- Listed entries
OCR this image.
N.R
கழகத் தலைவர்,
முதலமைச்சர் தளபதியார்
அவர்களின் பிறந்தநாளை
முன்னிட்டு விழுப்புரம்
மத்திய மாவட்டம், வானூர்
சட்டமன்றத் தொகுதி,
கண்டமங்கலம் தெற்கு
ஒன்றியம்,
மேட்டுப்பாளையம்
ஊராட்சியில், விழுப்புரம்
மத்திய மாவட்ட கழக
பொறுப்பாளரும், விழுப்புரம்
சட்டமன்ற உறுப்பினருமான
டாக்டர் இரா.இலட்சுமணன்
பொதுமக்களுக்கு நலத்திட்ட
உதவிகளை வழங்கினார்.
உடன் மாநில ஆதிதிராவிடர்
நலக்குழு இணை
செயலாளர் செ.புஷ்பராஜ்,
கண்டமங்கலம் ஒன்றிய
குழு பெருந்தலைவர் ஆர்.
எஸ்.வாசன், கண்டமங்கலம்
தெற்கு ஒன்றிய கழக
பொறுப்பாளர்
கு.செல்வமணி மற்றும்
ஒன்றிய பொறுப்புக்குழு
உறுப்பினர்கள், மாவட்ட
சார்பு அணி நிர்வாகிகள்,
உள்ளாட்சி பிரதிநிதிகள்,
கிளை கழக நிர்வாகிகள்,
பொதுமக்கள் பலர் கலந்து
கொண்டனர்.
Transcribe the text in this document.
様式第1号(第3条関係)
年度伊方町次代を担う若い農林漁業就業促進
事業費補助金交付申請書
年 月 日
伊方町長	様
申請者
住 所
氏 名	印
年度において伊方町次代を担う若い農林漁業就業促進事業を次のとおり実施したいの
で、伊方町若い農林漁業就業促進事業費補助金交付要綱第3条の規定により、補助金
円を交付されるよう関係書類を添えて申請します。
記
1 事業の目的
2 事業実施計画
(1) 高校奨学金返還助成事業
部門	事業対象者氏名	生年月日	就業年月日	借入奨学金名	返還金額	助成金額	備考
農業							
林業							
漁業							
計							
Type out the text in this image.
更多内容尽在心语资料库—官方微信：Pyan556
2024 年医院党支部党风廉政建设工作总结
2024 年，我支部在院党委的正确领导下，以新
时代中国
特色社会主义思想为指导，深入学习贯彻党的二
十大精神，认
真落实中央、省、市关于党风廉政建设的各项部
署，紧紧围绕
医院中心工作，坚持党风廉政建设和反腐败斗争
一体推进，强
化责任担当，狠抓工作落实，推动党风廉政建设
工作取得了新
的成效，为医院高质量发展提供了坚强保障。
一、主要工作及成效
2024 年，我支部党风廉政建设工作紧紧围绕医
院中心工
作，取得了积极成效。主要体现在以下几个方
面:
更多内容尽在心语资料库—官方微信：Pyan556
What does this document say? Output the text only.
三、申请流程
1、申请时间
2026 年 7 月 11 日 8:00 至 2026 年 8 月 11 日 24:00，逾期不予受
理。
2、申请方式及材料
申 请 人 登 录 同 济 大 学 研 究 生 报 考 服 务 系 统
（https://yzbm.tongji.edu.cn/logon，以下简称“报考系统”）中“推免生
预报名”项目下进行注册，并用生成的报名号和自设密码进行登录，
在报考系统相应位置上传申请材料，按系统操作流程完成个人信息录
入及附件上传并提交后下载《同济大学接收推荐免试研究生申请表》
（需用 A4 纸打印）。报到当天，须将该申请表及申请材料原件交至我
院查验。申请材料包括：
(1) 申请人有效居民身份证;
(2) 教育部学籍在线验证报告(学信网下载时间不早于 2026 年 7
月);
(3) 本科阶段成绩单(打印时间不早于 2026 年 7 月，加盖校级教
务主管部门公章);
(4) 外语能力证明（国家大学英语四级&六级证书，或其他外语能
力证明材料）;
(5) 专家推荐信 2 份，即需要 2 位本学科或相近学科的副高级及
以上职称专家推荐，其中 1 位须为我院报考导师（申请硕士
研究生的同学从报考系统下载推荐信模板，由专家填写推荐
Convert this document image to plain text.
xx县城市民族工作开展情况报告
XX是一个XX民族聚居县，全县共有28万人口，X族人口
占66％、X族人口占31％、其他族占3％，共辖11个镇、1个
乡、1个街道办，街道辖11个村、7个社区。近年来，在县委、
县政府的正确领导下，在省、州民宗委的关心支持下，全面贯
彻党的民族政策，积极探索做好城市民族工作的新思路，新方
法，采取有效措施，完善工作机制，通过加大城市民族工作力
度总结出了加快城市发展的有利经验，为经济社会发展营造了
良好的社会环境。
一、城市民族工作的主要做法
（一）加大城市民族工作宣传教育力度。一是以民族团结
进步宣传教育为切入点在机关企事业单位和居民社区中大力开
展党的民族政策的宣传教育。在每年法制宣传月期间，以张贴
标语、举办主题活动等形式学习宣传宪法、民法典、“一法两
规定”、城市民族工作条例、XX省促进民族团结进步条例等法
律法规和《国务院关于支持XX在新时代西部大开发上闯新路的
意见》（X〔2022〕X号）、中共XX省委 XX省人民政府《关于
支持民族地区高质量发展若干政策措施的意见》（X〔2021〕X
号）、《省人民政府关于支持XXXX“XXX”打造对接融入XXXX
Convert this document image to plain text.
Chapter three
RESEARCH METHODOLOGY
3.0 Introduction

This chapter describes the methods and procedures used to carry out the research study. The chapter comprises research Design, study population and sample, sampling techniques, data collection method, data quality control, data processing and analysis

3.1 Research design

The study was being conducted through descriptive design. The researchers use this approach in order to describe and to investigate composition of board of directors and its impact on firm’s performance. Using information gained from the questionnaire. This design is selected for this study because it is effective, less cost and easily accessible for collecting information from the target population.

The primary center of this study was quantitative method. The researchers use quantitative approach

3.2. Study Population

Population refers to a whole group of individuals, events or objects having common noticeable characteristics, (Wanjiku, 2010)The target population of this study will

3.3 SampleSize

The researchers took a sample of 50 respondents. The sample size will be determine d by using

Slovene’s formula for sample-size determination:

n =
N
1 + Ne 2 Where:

- Objective
Repeat back the data above, exact to the last character.

- Answer to this problem
OCR this image.
N.R
கழகத் தலைவர்,
முதலமைச்சர் தளபதியார்
அவர்களின் பிறந்தநாளை
முன்னிட்டு விழுப்புரம்
மத்திய மாவட்டம், வானூர்
சட்டமன்றத் தொகுதி,
கண்டமங்கலம் தெற்கு
ஒன்றியம்,
மேட்டுப்பாளையம்
ஊராட்சியில், விழுப்புரம்
மத்திய மாவட்ட கழக
பொறுப்பாளரும், விழுப்புரம்
சட்டமன்ற உறுப்பினருமான
டாக்டர் இரா.இலட்சுமணன்
பொதுமக்களுக்கு நலத்திட்ட
உதவிகளை வழங்கினார்.
உடன் மாநில ஆதிதிராவிடர்
நலக்குழு இணை
செயலாளர் செ.புஷ்பராஜ்,
கண்டமங்கலம் ஒன்றிய
குழு பெருந்தலைவர் ஆர்.
எஸ்.வாசன், கண்டமங்கலம்
தெற்கு ஒன்றிய கழக
பொறுப்பாளர்
கு.செல்வமணி மற்றும்
ஒன்றிய பொறுப்புக்குழு
உறுப்பினர்கள், மாவட்ட
சார்பு அணி நிர்வாகிகள்,
உள்ளாட்சி பிரதிநிதிகள்,
கிளை கழக நிர்வாகிகள்,
பொதுமக்கள் பலர் கலந்து
கொண்டனர்.
Transcribe the text in this document.
様式第1号(第3条関係)
年度伊方町次代を担う若い農林漁業就業促進
事業費補助金交付申請書
年 月 日
伊方町長	様
申請者
住 所
氏 名	印
年度において伊方町次代を担う若い農林漁業就業促進事業を次のとおり実施したいの
で、伊方町若い農林漁業就業促進事業費補助金交付要綱第3条の規定により、補助金
円を交付されるよう関係書類を添えて申請します。
記
1 事業の目的
2 事業実施計画
(1) 高校奨学金返還助成事業
部門	事業対象者氏名	生年月日	就業年月日	借入奨学金名	返還金額	助成金額	備考
農業							
林業							
漁業							
計							
Type out the text in this image.
更多内容尽在心语资料库—官方微信：Pyan556
2024 年医院党支部党风廉政建设工作总结
2024 年，我支部在院党委的正确领导下，以新
时代中国
特色社会主义思想为指导，深入学习贯彻党的二
十大精神，认
真落实中央、省、市关于党风廉政建设的各项部
署，紧紧围绕
医院中心工作，坚持党风廉政建设和反腐败斗争
一体推进，强
化责任担当，狠抓工作落实，推动党风廉政建设
工作取得了新
的成效，为医院高质量发展提供了坚强保障。
一、主要工作及成效
2024 年，我支部党风廉政建设工作紧紧围绕医
院中心工
作，取得了积极成效。主要体现在以下几个方
面:
更多内容尽在心语资料库—官方微信：Pyan556
What does this document say? Output the text only.
三、申请流程
1、申请时间
2026 年 7 月 11 日 8:00 至 2026 年 8 月 11 日 24:00，逾期不予受
理。
2、申请方式及材料
申 请 人 登 录 同 济 大 学 研 究 生 报 考 服 务 系 统
（https://yzbm.tongji.edu.cn/logon，以下简称“报考系统”）中“推免生
预报名”项目下进行注册，并用生成的报名号和自设密码进行登录，
在报考系统相应位置上传申请材料，按系统操作流程完成个人信息录
入及附件上传并提交后下载《同济大学接收推荐免试研究生申请表》
（需用 A4 纸打印）。报到当天，须将该申请表及申请材料原件交至我
院查验。申请材料包括：
(1) 申请人有效居民身份证;
(2) 教育部学籍在线验证报告(学信网下载时间不早于 2026 年 7
月);
(3) 本科阶段成绩单(打印时间不早于 2026 年 7 月，加盖校级教
务主管部门公章);
(4) 外语能力证明（国家大学英语四级&六级证书，或其他外语能
力证明材料）;
(5) 专家推荐信 2 份，即需要 2 位本学科或相近学科的副高级及
以上职称专家推荐，其中 1 位须为我院报考导师（申请硕士
研究生的同学从报考系统下载推荐信模板，由专家填写推荐
Convert this document image to plain text.
xx县城市民族工作开展情况报告
XX是一个XX民族聚居县，全县共有28万人口，X族人口
占66％、X族人口占31％、其他族占3％，共辖11个镇、1个
乡、1个街道办，街道辖11个村、7个社区。近年来，在县委、
县政府的正确领导下，在省、州民宗委的关心支持下，全面贯
彻党的民族政策，积极探索做好城市民族工作的新思路，新方
法，采取有效措施，完善工作机制，通过加大城市民族工作力
度总结出了加快城市发展的有利经验，为经济社会发展营造了
良好的社会环境。
一、城市民族工作的主要做法
（一）加大城市民族工作宣传教育力度。一是以民族团结
进步宣传教育为切入点在机关企事业单位和居民社区中大力开
展党的民族政策的宣传教育。在每年法制宣传月期间，以张贴
标语、举办主题活动等形式学习宣传宪法、民法典、“一法两
规定”、城市民族工作条例、XX省促进民族团结进步条例等法
律法规和《国务院关于支持XX在新时代西部大开发上闯新路的
意见》（X〔2022〕X号）、中共XX省委 XX省人民政府《关于
支持民族地区高质量发展若干政策措施的意见》（X〔2021〕X
号）、《省人民政府关于支持XXXX“XXX”打造对接融入XXXX
Convert this document image to plain text.
Chapter three
RESEARCH METHODOLOGY
3.0 Introduction

This chapter describes the methods and procedures used to carry out the research study. The chapter comprises research Design, study population and sample, sampling techniques, data collection method, data quality control, data processing and analysis

3.1 Research design

The study was being conducted through descriptive design. The researchers use this approach in order to describe and to investigate composition of board of directors and its impact on firm’s performance. Using information gained from the questionnaire. This design is selected for this study because it is effective, less cost and easily accessible for collecting information from the target population.

The primary center of this study was quantitative method. The researchers use quantitative approach

3.2. Study Population

Population refers to a whole group of individuals, events or objects having common noticeable characteristics, (Wanjiku, 2010)The target population of this study will

3.3 SampleSize

The researchers took a sample of 50 respondents. The sample size will be determine d by using

Slovene’s formula for sample-size determination:

n =
N
1 + Ne 2 Where:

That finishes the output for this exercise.